Some records
▬▬▬▬▬▬▬▬▬▬

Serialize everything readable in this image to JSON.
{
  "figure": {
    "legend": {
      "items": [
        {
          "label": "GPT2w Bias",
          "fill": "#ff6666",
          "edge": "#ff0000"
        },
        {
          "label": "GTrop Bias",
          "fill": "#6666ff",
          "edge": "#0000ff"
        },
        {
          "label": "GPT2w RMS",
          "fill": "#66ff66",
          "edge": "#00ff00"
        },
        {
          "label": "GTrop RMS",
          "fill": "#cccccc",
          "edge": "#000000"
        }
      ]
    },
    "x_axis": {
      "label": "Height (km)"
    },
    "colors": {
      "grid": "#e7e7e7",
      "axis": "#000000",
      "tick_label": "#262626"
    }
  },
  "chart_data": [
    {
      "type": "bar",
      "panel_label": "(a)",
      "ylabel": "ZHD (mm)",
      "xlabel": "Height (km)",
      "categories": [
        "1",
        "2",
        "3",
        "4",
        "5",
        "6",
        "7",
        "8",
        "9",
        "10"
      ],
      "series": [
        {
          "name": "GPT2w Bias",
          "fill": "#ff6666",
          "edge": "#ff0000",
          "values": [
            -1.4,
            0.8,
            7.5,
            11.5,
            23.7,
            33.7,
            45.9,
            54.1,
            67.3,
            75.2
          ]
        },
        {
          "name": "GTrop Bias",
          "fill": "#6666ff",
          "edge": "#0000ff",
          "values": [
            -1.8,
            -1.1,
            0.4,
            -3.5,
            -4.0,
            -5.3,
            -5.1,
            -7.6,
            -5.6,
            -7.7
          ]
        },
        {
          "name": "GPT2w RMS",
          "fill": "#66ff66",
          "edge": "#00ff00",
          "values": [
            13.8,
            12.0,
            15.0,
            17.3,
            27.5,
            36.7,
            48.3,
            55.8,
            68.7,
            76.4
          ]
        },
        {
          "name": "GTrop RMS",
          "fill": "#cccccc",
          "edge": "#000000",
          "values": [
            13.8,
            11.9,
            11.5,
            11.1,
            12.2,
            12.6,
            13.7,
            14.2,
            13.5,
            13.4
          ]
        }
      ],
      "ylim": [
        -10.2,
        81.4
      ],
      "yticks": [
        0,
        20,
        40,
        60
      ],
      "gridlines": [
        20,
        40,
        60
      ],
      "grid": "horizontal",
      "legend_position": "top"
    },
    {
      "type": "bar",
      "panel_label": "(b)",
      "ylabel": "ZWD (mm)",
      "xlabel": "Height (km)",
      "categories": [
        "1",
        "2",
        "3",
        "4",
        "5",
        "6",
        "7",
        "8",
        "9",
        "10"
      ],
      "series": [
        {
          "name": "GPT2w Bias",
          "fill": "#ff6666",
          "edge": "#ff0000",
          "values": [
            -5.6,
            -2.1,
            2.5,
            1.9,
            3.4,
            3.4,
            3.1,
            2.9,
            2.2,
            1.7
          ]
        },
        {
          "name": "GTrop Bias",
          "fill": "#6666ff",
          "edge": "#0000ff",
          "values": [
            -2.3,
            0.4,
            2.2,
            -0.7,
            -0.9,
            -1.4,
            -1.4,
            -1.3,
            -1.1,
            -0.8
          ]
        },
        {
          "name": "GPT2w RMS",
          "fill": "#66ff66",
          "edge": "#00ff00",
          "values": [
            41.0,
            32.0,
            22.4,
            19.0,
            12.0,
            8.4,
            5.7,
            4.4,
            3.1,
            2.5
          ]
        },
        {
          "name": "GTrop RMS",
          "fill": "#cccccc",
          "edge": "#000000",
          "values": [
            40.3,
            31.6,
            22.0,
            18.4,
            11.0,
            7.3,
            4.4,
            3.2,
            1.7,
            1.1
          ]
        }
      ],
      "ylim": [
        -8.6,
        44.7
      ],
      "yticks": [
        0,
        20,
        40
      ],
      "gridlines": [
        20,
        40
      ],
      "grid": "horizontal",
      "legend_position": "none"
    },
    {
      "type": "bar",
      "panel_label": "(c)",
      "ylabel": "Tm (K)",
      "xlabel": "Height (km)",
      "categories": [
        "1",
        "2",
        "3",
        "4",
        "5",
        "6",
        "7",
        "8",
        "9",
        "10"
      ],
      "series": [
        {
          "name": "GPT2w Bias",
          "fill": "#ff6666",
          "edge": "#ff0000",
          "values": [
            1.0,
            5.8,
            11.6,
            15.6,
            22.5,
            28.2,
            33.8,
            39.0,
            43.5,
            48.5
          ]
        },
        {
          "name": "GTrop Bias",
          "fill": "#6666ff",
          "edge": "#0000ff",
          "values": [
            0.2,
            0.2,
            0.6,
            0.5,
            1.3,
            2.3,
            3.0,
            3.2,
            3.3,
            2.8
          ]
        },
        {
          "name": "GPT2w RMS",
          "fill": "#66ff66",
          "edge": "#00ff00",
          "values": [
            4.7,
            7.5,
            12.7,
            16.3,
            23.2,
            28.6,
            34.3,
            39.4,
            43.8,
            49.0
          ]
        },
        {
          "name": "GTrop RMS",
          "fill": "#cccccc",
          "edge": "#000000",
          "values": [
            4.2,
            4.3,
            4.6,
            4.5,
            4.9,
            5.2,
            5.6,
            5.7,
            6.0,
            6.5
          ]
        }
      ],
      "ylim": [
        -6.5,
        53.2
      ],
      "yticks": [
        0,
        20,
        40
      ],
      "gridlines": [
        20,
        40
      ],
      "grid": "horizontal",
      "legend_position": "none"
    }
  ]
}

▬▬▬▬▬▬▬▬▬▬

=== GIVEN TASK ===
Copy each line of the data above without altering a single character.

=== WORKED SOLUTION ===
Serialize everything readable in this image to JSON.
{
  "figure": {
    "legend": {
      "items": [
        {
          "label": "GPT2w Bias",
          "fill": "#ff6666",
          "edge": "#ff0000"
        },
        {
          "label": "GTrop Bias",
          "fill": "#6666ff",
          "edge": "#0000ff"
        },
        {
          "label": "GPT2w RMS",
          "fill": "#66ff66",
          "edge": "#00ff00"
        },
        {
          "label": "GTrop RMS",
          "fill": "#cccccc",
          "edge": "#000000"
        }
      ]
    },
    "x_axis": {
      "label": "Height (km)"
    },
    "colors": {
      "grid": "#e7e7e7",
      "axis": "#000000",
      "tick_label": "#262626"
    }
  },
  "chart_data": [
    {
      "type": "bar",
      "panel_label": "(a)",
      "ylabel": "ZHD (mm)",
      "xlabel": "Height (km)",
      "categories": [
        "1",
        "2",
        "3",
        "4",
        "5",
        "6",
        "7",
        "8",
        "9",
        "10"
      ],
      "series": [
        {
          "name": "GPT2w Bias",
          "fill": "#ff6666",
          "edge": "#ff0000",
          "values": [
            -1.4,
            0.8,
            7.5,
            11.5,
            23.7,
            33.7,
            45.9,
            54.1,
            67.3,
            75.2
          ]
        },
        {
          "name": "GTrop Bias",
          "fill": "#6666ff",
          "edge": "#0000ff",
          "values": [
            -1.8,
            -1.1,
            0.4,
            -3.5,
            -4.0,
            -5.3,
            -5.1,
            -7.6,
            -5.6,
            -7.7
          ]
        },
        {
          "name": "GPT2w RMS",
          "fill": "#66ff66",
          "edge": "#00ff00",
          "values": [
            13.8,
            12.0,
            15.0,
            17.3,
            27.5,
            36.7,
            48.3,
            55.8,
            68.7,
            76.4
          ]
        },
        {
          "name": "GTrop RMS",
          "fill": "#cccccc",
          "edge": "#000000",
          "values": [
            13.8,
            11.9,
            11.5,
            11.1,
            12.2,
            12.6,
            13.7,
            14.2,
            13.5,
            13.4
          ]
        }
      ],
      "ylim": [
        -10.2,
        81.4
      ],
      "yticks": [
        0,
        20,
        40,
        60
      ],
      "gridlines": [
        20,
        40,
        60
      ],
      "grid": "horizontal",
      "legend_position": "top"
    },
    {
      "type": "bar",
      "panel_label": "(b)",
      "ylabel": "ZWD (mm)",
      "xlabel": "Height (km)",
      "categories": [
        "1",
        "2",
        "3",
        "4",
        "5",
        "6",
        "7",
        "8",
        "9",
        "10"
      ],
      "series": [
        {
          "name": "GPT2w Bias",
          "fill": "#ff6666",
          "edge": "#ff0000",
          "values": [
            -5.6,
            -2.1,
            2.5,
            1.9,
            3.4,
            3.4,
            3.1,
            2.9,
            2.2,
            1.7
          ]
        },
        {
          "name": "GTrop Bias",
          "fill": "#6666ff",
          "edge": "#0000ff",
          "values": [
            -2.3,
            0.4,
            2.2,
            -0.7,
            -0.9,
            -1.4,
            -1.4,
            -1.3,
            -1.1,
            -0.8
          ]
        },
        {
          "name": "GPT2w RMS",
          "fill": "#66ff66",
          "edge": "#00ff00",
          "values": [
            41.0,
            32.0,
            22.4,
            19.0,
            12.0,
            8.4,
            5.7,
            4.4,
            3.1,
            2.5
          ]
        },
        {
          "name": "GTrop RMS",
          "fill": "#cccccc",
          "edge": "#000000",
          "values": [
            40.3,
            31.6,
            22.0,
            18.4,
            11.0,
            7.3,
            4.4,
            3.2,
            1.7,
            1.1
          ]
        }
      ],
      "ylim": [
        -8.6,
        44.7
      ],
      "yticks": [
        0,
        20,
        40
      ],
      "gridlines": [
        20,
        40
      ],
      "grid": "horizontal",
      "legend_position": "none"
    },
    {
      "type": "bar",
      "panel_label": "(c)",
      "ylabel": "Tm (K)",
      "xlabel": "Height (km)",
      "categories": [
        "1",
        "2",
        "3",
        "4",
        "5",
        "6",
        "7",
        "8",
        "9",
        "10"
      ],
      "series": [
        {
          "name": "GPT2w Bias",
          "fill": "#ff6666",
          "edge": "#ff0000",
          "values": [
            1.0,
            5.8,
            11.6,
            15.6,
            22.5,
            28.2,
            33.8,
            39.0,
            43.5,
            48.5
          ]
        },
        {
          "name": "GTrop Bias",
          "fill": "#6666ff",
          "edge": "#0000ff",
          "values": [
            0.2,
            0.2,
            0.6,
            0.5,
            1.3,
            2.3,
            3.0,
            3.2,
            3.3,
            2.8
          ]
        },
        {
          "name": "GPT2w RMS",
          "fill": "#66ff66",
          "edge": "#00ff00",
          "values": [
            4.7,
            7.5,
            12.7,
            16.3,
            23.2,
            28.6,
            34.3,
            39.4,
            43.8,
            49.0
          ]
        },
        {
          "name": "GTrop RMS",
          "fill": "#cccccc",
          "edge": "#000000",
          "values": [
            4.2,
            4.3,
            4.6,
            4.5,
            4.9,
            5.2,
            5.6,
            5.7,
            6.0,
            6.5
          ]
        }
      ],
      "ylim": [
        -6.5,
        53.2
      ],
      "yticks": [
        0,
        20,
        40
      ],
      "gridlines": [
        20,
        40
      ],
      "grid": "horizontal",
      "legend_position": "none"
    }
  ]
}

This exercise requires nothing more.